**Stated exercise**
Check every line below for the word "annotation" and give only the number of lines where it appears.

-- start --

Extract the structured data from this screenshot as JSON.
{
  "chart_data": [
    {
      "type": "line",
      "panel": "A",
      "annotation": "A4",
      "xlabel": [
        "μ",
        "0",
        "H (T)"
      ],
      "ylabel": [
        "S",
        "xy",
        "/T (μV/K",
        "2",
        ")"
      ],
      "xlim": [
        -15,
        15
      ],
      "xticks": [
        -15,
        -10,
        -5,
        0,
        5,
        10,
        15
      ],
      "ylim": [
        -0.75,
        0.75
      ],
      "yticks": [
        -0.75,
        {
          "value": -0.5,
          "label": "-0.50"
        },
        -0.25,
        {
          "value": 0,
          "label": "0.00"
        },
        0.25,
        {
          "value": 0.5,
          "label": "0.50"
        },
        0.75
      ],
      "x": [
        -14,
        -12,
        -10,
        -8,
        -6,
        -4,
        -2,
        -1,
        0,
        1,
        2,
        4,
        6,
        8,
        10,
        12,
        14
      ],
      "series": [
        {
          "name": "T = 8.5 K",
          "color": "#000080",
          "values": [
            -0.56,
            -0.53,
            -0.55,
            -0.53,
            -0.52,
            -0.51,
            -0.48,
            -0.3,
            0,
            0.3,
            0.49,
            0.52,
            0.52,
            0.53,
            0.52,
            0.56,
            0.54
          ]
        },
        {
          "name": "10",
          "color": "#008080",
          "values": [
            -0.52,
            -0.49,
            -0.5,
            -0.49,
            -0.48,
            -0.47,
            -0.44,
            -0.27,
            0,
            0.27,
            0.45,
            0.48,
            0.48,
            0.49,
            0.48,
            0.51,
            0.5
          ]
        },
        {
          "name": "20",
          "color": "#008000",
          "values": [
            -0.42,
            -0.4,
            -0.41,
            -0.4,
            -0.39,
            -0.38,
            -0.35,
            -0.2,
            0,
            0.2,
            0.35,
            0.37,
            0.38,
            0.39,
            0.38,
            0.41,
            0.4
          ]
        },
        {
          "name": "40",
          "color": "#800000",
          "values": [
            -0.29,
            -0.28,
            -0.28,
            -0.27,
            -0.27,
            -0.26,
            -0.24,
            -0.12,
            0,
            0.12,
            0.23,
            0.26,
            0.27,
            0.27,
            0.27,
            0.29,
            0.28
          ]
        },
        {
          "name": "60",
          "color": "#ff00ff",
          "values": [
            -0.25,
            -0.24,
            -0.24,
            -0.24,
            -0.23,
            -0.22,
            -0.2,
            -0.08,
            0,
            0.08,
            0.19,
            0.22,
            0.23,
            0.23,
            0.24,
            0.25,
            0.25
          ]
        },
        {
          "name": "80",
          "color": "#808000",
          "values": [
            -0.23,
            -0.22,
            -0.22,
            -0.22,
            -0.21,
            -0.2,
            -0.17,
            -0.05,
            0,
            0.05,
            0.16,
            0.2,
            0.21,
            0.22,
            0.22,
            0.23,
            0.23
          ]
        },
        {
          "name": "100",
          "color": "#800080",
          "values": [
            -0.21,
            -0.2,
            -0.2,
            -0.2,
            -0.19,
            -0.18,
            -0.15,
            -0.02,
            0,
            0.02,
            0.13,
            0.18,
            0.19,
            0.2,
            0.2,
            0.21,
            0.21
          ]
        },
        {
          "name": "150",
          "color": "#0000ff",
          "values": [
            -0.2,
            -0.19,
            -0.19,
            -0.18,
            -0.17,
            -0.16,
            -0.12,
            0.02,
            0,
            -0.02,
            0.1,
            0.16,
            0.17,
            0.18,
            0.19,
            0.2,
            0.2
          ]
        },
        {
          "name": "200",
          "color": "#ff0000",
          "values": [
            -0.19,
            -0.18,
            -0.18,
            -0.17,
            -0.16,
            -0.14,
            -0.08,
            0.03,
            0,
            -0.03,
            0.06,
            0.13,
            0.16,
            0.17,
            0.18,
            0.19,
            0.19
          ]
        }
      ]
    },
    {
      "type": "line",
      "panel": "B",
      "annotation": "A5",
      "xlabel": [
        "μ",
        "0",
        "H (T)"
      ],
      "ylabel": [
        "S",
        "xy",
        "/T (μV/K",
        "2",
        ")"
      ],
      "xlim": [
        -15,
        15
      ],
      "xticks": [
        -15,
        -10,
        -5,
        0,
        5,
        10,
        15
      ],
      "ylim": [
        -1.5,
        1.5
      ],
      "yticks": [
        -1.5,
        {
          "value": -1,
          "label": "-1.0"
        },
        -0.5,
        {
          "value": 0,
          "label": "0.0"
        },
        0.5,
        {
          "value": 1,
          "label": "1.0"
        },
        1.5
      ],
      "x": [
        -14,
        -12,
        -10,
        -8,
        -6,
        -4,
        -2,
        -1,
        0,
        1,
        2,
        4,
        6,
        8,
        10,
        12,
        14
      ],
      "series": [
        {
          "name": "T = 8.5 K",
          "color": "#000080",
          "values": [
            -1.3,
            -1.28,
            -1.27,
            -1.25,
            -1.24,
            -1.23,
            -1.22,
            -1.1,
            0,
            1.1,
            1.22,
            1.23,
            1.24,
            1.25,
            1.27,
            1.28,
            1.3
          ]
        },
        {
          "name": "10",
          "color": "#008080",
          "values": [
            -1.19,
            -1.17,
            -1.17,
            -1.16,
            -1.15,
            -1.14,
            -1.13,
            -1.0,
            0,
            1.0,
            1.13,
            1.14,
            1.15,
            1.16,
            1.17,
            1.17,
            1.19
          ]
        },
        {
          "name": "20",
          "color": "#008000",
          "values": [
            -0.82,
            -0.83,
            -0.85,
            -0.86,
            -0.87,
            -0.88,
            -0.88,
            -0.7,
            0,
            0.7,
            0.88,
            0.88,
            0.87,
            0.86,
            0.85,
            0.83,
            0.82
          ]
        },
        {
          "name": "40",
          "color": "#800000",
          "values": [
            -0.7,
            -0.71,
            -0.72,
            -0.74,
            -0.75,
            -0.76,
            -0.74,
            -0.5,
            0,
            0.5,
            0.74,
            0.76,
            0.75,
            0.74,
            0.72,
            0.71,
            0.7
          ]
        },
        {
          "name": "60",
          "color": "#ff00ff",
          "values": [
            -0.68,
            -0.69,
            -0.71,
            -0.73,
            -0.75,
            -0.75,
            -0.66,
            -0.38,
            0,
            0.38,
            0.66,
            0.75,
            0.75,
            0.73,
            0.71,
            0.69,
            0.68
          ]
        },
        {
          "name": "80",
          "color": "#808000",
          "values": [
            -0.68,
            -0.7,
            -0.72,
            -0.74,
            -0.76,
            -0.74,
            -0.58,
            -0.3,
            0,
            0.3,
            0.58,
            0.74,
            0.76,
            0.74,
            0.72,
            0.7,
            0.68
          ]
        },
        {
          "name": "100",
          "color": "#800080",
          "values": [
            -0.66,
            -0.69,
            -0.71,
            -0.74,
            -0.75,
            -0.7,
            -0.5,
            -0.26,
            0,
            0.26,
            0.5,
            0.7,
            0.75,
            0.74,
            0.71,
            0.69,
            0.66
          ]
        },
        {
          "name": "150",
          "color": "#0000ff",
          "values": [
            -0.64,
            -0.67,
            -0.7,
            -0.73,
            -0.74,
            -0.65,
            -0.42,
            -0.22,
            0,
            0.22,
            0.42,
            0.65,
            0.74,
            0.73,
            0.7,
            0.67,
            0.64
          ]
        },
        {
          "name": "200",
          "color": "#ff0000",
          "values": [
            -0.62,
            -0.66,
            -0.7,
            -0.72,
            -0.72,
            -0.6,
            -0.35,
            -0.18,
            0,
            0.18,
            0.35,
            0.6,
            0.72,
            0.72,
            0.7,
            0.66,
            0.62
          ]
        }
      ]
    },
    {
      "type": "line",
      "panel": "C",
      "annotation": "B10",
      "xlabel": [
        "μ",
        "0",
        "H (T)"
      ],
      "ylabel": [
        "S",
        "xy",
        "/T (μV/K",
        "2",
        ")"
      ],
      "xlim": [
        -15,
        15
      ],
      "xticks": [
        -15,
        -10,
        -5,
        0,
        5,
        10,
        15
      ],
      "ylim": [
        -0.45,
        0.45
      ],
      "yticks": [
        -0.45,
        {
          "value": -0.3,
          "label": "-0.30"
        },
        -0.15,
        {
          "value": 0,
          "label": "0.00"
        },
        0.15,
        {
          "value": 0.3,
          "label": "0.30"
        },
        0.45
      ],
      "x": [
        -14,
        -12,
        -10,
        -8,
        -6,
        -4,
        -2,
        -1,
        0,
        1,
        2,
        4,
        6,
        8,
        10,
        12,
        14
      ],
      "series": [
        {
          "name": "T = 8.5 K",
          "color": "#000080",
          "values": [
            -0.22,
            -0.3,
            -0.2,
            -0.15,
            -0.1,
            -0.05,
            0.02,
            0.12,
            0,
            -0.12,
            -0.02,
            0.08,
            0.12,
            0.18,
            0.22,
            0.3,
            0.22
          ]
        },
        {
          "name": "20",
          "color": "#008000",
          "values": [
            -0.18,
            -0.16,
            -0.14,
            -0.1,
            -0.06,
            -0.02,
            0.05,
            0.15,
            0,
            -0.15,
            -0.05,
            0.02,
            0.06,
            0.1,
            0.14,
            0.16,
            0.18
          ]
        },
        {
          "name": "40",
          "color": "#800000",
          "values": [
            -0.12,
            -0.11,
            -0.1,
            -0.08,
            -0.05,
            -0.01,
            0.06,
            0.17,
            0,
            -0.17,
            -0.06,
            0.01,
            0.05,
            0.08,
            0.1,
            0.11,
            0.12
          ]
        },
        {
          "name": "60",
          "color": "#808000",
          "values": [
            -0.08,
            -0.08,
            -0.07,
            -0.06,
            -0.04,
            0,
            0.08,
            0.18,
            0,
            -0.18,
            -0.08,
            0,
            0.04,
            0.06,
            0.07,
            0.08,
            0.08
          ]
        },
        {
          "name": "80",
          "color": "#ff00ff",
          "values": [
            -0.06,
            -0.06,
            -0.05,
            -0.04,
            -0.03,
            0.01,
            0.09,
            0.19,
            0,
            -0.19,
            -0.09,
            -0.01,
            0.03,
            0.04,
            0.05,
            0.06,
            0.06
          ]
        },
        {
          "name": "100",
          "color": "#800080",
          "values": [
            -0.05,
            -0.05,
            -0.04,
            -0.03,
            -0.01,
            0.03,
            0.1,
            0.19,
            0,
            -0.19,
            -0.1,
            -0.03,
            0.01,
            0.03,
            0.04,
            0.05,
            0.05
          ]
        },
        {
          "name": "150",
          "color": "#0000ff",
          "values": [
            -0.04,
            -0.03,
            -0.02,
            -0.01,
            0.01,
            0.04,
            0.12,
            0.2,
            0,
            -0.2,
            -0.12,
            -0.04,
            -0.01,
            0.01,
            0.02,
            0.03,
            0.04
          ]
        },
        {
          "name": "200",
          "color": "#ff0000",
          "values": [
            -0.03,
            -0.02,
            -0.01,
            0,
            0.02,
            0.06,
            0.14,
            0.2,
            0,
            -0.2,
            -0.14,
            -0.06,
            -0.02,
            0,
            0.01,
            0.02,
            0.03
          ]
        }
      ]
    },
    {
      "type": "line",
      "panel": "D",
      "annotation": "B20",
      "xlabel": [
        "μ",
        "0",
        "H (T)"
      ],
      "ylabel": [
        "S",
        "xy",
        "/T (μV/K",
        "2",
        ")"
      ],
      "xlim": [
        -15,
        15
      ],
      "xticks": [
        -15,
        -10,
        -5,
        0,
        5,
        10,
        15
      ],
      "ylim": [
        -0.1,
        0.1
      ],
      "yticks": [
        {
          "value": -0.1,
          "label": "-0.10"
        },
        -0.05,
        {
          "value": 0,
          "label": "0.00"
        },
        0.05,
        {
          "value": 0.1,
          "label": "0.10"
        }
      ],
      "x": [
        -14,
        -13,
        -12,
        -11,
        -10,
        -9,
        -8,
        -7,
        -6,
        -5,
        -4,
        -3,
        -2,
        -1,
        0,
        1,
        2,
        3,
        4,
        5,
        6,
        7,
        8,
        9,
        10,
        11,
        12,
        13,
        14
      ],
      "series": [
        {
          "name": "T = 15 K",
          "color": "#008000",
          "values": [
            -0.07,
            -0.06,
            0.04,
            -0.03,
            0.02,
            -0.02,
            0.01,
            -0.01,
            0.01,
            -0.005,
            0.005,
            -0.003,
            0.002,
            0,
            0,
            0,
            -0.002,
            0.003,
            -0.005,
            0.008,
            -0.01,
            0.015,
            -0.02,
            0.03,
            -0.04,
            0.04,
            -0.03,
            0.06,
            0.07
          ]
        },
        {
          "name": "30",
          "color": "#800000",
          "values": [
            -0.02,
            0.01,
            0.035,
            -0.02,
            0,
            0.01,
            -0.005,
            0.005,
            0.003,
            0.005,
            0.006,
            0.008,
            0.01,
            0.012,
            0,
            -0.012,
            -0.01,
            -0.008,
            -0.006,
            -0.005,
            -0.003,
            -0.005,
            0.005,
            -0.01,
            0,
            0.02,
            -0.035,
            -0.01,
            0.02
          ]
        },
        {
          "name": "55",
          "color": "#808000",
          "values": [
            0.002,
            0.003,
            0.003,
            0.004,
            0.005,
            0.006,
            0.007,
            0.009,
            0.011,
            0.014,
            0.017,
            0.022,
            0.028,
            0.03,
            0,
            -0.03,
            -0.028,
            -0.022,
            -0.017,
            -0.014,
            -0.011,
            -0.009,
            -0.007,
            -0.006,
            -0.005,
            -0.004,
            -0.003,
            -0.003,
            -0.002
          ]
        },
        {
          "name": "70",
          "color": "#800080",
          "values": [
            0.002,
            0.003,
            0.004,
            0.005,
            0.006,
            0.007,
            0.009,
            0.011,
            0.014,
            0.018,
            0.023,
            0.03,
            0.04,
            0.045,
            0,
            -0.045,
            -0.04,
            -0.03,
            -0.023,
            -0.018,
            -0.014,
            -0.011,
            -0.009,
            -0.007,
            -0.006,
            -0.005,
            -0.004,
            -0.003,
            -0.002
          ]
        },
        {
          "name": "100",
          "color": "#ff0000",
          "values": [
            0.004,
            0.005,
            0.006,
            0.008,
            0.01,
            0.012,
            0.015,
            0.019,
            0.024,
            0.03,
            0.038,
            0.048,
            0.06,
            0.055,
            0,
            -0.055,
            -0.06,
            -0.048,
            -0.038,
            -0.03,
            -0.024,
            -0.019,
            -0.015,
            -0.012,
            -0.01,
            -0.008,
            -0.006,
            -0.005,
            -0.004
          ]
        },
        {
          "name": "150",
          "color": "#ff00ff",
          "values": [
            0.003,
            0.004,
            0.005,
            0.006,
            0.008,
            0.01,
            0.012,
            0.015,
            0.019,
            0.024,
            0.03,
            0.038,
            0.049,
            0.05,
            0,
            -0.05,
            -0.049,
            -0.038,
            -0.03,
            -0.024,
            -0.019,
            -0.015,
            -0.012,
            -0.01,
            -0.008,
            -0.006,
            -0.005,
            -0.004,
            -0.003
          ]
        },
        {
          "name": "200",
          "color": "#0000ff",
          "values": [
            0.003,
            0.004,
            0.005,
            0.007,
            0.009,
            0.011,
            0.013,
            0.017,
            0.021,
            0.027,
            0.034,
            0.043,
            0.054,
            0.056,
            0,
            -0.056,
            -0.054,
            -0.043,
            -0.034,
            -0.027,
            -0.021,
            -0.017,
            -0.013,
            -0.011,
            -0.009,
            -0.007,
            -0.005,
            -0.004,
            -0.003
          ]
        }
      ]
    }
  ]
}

-- end --

**Solution to the problem**
4